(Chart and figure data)
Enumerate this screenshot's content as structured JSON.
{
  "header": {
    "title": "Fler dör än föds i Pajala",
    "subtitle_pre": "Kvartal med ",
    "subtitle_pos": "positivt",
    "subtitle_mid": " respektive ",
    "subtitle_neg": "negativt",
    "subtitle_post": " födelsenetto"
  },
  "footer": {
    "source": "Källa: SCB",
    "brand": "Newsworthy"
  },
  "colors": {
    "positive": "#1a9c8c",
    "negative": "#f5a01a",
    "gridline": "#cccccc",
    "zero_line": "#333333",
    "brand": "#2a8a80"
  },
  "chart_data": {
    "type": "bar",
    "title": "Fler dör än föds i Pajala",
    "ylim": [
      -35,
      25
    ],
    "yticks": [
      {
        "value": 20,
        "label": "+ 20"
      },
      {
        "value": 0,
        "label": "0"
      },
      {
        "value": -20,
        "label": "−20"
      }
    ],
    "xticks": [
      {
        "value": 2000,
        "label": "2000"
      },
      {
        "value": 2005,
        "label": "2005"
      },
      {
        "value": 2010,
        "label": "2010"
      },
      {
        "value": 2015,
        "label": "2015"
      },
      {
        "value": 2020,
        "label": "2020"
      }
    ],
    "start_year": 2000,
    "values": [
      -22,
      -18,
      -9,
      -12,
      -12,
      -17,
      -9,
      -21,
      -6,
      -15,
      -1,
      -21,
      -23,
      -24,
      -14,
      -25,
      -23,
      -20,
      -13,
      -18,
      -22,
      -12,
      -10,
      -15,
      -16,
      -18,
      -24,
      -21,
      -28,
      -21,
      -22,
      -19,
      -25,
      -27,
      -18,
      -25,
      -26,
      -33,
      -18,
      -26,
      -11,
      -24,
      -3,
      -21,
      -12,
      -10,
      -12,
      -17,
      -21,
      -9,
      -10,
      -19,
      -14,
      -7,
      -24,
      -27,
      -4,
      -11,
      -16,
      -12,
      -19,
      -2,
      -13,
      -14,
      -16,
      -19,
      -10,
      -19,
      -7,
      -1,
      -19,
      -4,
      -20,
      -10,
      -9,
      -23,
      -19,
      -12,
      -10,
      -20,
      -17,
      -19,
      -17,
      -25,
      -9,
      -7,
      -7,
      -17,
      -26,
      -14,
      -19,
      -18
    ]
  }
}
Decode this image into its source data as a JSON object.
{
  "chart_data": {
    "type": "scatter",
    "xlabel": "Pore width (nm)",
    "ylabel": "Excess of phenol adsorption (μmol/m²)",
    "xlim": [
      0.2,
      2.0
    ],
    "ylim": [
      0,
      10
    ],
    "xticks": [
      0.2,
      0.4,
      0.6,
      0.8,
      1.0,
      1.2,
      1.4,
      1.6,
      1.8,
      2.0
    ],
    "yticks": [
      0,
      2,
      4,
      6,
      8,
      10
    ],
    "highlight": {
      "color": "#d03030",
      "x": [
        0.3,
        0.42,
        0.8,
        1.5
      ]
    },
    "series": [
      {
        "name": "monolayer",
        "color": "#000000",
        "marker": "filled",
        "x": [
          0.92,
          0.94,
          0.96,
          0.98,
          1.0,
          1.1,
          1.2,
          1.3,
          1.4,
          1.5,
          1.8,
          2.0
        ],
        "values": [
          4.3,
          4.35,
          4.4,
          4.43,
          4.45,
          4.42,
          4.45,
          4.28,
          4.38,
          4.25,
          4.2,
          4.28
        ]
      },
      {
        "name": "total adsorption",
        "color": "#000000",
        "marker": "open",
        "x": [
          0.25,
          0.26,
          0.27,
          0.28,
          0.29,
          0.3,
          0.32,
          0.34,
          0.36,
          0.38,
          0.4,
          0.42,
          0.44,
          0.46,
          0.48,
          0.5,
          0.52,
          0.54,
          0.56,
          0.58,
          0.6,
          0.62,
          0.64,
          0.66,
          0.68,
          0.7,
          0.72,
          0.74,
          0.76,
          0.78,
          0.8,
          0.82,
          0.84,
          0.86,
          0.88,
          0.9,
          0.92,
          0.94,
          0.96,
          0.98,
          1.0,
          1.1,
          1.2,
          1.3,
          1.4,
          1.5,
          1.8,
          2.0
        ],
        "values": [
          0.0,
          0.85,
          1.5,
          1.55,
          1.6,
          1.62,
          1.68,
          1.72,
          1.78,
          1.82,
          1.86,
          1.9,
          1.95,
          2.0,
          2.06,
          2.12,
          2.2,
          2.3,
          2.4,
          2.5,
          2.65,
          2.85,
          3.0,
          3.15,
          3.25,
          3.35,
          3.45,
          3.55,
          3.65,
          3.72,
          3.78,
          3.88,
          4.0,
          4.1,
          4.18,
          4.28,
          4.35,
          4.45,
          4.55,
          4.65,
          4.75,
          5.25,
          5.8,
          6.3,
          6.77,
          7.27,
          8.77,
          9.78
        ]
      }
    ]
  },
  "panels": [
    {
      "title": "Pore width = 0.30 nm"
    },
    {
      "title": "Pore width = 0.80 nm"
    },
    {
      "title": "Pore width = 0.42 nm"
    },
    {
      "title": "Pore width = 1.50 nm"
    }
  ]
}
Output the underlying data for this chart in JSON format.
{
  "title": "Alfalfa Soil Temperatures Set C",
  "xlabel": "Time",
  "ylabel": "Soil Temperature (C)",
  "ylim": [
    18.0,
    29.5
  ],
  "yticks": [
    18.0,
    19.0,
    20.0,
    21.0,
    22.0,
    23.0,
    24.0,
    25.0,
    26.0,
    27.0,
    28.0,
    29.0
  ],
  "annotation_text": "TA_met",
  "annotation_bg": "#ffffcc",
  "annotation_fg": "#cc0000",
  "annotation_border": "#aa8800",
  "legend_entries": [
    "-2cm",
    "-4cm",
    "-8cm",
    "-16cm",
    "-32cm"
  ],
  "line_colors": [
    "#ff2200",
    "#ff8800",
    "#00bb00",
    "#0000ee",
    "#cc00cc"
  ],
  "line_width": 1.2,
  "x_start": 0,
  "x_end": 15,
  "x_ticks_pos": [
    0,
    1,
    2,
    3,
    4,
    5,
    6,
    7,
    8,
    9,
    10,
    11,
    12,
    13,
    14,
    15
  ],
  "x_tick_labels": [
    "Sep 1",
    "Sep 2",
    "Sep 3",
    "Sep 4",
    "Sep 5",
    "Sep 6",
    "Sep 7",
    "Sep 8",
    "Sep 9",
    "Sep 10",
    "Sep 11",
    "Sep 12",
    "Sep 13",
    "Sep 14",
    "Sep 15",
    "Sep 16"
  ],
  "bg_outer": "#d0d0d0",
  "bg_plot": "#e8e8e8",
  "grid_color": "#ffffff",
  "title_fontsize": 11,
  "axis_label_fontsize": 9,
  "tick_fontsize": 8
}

▶ [Exercise aim] How many of the listing's lines contain "name"? Respond with a single number and nothing else.

▶ [The output] 2